Format the part of the records below that opens with the line containing "Extract all elements" and closes with the line containing "main-header: Priority: [262, 22, 870, 69]" as a Markdown table with two columns, Row for the row number and Line for the line itself. Include both end lines and skip any blank lines.

= = =

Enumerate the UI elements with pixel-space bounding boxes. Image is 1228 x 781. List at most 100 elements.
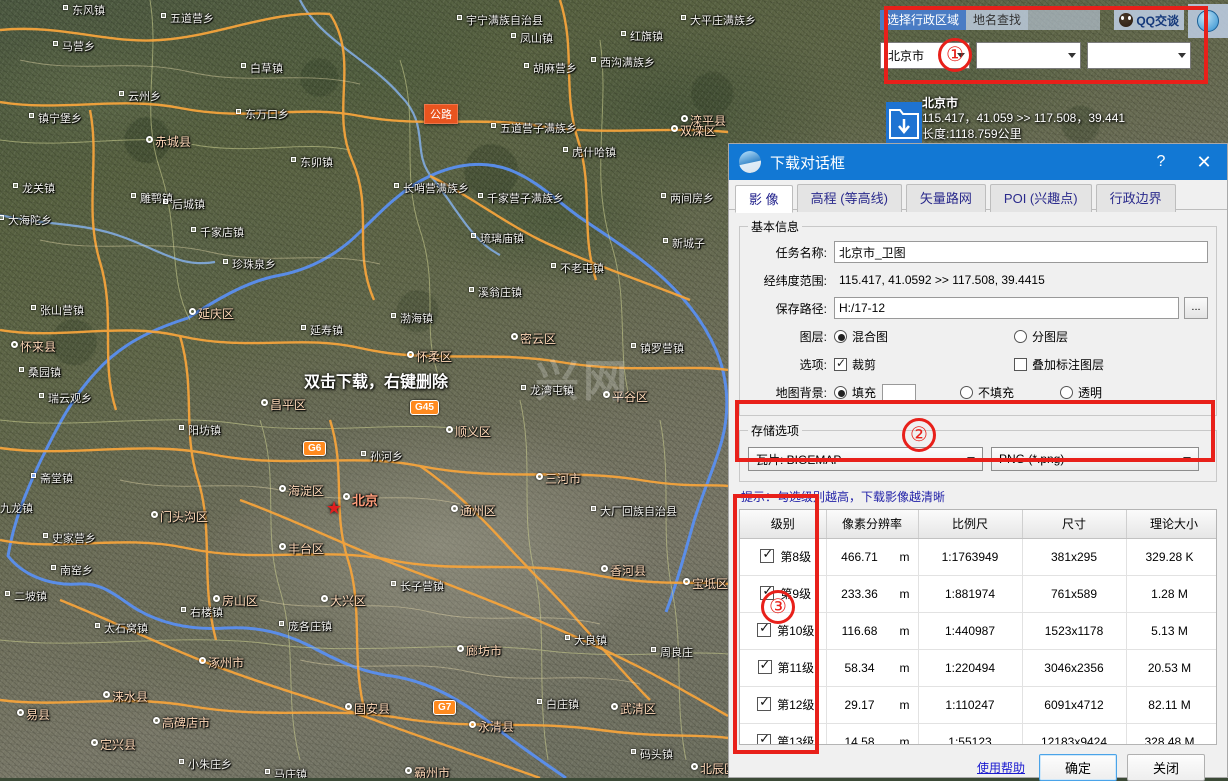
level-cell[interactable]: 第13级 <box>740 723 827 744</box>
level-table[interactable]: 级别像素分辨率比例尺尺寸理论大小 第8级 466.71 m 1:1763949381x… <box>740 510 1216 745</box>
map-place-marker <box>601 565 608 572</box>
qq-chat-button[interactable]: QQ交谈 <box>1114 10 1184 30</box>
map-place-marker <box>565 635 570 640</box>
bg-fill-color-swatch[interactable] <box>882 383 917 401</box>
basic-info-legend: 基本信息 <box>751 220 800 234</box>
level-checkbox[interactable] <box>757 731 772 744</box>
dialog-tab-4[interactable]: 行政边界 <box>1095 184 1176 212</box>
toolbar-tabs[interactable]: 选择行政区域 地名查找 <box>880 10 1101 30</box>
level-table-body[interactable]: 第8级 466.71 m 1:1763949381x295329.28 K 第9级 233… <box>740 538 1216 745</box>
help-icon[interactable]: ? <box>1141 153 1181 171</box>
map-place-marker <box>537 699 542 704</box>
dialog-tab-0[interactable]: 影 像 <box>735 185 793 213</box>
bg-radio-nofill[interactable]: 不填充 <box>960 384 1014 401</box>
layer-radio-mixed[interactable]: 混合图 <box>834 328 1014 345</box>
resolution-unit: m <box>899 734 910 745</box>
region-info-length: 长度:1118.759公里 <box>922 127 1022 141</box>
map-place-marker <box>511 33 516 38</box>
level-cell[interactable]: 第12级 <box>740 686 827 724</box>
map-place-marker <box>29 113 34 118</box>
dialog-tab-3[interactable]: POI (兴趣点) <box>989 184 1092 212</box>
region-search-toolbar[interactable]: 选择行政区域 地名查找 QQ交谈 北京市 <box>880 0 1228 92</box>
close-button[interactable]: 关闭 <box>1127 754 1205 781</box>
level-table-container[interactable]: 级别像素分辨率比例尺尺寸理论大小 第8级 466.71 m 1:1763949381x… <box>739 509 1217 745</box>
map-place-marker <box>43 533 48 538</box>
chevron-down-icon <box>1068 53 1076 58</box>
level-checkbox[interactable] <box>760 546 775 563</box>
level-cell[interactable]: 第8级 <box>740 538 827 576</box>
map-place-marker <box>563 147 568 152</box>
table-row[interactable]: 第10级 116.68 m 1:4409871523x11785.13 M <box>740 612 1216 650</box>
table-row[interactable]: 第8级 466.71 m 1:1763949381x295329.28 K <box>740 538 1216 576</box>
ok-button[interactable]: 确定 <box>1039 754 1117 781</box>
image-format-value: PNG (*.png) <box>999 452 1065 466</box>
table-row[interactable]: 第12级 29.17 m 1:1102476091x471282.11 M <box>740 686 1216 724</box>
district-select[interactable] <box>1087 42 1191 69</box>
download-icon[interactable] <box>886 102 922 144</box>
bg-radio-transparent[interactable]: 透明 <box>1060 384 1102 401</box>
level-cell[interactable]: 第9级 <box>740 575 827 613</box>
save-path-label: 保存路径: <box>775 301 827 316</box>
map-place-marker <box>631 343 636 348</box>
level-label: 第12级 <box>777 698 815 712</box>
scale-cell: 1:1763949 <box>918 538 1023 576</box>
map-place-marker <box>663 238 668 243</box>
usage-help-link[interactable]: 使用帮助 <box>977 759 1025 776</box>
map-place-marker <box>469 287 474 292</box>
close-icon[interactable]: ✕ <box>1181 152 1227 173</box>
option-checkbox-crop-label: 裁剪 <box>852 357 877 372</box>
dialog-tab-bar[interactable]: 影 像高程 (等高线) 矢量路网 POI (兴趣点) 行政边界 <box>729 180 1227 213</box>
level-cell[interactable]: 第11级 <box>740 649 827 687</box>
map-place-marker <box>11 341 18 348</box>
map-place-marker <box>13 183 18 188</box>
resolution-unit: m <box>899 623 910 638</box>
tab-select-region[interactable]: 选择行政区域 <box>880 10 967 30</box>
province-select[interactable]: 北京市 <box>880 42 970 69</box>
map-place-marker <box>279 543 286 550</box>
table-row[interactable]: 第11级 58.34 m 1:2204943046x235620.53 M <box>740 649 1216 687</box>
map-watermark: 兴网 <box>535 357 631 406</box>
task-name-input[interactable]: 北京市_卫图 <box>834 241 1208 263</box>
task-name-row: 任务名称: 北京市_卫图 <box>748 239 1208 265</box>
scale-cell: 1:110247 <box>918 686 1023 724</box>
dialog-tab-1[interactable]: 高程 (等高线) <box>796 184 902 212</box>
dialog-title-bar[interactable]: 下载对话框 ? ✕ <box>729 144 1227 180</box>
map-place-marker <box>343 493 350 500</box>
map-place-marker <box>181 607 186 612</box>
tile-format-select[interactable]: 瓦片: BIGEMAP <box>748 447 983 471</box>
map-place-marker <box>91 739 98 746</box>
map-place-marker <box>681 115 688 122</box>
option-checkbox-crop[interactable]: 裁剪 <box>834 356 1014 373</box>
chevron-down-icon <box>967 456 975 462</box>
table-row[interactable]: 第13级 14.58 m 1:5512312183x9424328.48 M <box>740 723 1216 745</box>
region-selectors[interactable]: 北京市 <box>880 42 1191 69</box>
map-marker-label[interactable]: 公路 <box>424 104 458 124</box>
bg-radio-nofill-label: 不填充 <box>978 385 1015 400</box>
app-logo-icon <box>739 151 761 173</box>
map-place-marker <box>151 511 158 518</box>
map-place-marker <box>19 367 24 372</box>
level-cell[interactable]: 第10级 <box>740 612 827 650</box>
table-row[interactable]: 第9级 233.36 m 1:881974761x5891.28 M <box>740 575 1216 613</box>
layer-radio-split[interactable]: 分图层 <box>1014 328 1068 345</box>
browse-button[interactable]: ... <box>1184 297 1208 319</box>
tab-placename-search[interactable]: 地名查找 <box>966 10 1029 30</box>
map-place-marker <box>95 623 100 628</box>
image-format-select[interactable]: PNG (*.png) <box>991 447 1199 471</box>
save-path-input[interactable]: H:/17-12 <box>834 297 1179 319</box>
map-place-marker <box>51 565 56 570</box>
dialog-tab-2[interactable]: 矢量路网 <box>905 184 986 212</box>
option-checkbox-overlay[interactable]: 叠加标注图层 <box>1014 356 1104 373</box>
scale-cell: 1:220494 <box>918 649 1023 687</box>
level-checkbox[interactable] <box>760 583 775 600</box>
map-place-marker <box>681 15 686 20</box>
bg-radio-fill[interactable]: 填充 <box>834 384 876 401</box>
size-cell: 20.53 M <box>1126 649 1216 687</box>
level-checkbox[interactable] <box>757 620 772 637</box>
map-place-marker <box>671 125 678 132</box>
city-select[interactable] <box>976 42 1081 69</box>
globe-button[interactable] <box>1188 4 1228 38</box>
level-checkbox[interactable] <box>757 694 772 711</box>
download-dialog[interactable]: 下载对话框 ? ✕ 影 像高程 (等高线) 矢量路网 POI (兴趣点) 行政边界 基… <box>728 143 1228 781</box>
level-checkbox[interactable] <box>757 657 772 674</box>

= = =

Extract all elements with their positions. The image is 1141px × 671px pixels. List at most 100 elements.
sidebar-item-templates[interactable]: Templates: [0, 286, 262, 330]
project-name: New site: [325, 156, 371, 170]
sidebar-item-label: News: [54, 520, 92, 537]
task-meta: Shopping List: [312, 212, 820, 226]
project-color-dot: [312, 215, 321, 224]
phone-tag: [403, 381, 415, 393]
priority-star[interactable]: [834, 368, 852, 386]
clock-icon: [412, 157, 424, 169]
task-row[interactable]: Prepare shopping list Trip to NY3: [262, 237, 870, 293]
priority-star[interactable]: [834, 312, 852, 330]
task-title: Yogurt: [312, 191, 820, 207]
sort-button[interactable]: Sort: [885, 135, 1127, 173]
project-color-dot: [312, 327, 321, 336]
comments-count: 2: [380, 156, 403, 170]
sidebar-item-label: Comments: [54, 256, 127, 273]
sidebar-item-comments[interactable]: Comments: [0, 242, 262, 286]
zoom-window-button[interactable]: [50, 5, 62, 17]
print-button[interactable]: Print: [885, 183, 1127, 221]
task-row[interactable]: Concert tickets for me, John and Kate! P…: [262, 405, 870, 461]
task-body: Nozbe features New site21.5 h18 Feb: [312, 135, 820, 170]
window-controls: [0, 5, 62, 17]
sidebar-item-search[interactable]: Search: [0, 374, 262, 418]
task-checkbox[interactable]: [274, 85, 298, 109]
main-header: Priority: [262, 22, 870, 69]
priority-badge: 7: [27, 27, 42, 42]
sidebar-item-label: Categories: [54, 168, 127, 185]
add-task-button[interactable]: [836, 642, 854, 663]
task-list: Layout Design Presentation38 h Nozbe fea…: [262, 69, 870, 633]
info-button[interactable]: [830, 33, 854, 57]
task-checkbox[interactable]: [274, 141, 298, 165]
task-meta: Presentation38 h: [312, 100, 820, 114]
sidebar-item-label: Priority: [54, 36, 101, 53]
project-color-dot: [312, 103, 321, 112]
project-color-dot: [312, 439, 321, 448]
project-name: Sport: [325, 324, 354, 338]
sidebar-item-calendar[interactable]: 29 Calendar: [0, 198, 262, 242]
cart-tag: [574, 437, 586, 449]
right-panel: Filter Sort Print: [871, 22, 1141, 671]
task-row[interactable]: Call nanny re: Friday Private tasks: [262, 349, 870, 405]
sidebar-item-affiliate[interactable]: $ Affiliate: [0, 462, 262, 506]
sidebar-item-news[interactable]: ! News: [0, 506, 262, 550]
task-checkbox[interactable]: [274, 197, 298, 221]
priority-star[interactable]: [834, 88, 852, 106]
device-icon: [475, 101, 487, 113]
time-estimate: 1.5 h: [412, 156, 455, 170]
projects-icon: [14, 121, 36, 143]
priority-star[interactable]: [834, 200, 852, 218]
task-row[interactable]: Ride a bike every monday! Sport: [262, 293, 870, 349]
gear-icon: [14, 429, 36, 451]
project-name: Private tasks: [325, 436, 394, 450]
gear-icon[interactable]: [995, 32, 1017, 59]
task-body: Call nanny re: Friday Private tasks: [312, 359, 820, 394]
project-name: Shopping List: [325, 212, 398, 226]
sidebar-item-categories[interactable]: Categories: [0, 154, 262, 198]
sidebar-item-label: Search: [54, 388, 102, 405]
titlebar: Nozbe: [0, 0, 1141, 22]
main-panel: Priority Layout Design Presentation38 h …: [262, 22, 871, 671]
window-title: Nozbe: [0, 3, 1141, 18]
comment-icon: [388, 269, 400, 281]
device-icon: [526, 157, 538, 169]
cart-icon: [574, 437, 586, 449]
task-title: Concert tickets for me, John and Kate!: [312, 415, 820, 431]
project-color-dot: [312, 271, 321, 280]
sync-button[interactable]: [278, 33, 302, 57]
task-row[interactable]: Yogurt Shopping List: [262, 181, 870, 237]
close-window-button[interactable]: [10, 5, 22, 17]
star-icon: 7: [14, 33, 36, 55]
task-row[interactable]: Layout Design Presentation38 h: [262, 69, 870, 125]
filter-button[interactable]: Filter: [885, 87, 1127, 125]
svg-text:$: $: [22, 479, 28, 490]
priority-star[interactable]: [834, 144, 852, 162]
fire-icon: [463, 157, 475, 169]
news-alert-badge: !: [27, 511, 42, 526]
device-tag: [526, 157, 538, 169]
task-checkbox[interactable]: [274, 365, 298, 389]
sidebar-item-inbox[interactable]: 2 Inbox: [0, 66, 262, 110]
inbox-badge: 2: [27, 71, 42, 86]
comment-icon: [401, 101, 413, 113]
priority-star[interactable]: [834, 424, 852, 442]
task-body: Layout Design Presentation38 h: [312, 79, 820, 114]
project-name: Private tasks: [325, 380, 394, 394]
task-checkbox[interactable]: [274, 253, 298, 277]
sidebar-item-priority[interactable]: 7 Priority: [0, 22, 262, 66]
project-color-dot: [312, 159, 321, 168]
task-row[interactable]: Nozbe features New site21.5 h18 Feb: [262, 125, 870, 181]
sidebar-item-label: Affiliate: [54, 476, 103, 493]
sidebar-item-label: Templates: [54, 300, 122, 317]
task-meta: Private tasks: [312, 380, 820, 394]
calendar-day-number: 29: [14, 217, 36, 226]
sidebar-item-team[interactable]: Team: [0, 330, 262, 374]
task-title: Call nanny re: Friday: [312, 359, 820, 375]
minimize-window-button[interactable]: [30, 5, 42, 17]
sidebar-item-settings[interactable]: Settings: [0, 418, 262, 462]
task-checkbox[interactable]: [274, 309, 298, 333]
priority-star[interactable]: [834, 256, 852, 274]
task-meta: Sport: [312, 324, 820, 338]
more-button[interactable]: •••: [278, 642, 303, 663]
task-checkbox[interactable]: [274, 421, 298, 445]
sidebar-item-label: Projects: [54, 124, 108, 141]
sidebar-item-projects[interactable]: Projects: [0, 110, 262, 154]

= = =

## Task output
| Row | Line |
|---|---|
| 1 | Extract all elements with their positions. The image is 1141px × 671px pixels. List at most 100 elements. |
| 2 | sidebar-item-templates[interactable]: Templates: [0, 286, 262, 330] |
| 3 | project-name: New site: [325, 156, 371, 170] |
| 4 | sidebar-item-label: News: [54, 520, 92, 537] |
| 5 | task-meta: Shopping List: [312, 212, 820, 226] |
| 6 | project-color-dot: [312, 215, 321, 224] |
| 7 | phone-tag: [403, 381, 415, 393] |
| 8 | priority-star[interactable]: [834, 368, 852, 386] |
| 9 | clock-icon: [412, 157, 424, 169] |
| 10 | task-row[interactable]: Prepare shopping list Trip to NY3: [262, 237, 870, 293] |
| 11 | priority-star[interactable]: [834, 312, 852, 330] |
| 12 | task-title: Yogurt: [312, 191, 820, 207] |
| 13 | sort-button[interactable]: Sort: [885, 135, 1127, 173] |
| 14 | project-color-dot: [312, 327, 321, 336] |
| 15 | comments-count: 2: [380, 156, 403, 170] |
| 16 | sidebar-item-label: Comments: [54, 256, 127, 273] |
| 17 | sidebar-item-comments[interactable]: Comments: [0, 242, 262, 286] |
| 18 | zoom-window-button[interactable]: [50, 5, 62, 17] |
| 19 | print-button[interactable]: Print: [885, 183, 1127, 221] |
| 20 | task-row[interactable]: Concert tickets for me, John and Kate! P…: [262, 405, 870, 461] |
| 21 | task-body: Nozbe features New site21.5 h18 Feb: [312, 135, 820, 170] |
| 22 | window-controls: [0, 5, 62, 17] |
| 23 | sidebar-item-search[interactable]: Search: [0, 374, 262, 418] |
| 24 | task-checkbox[interactable]: [274, 85, 298, 109] |
| 25 | main-header: Priority: [262, 22, 870, 69] |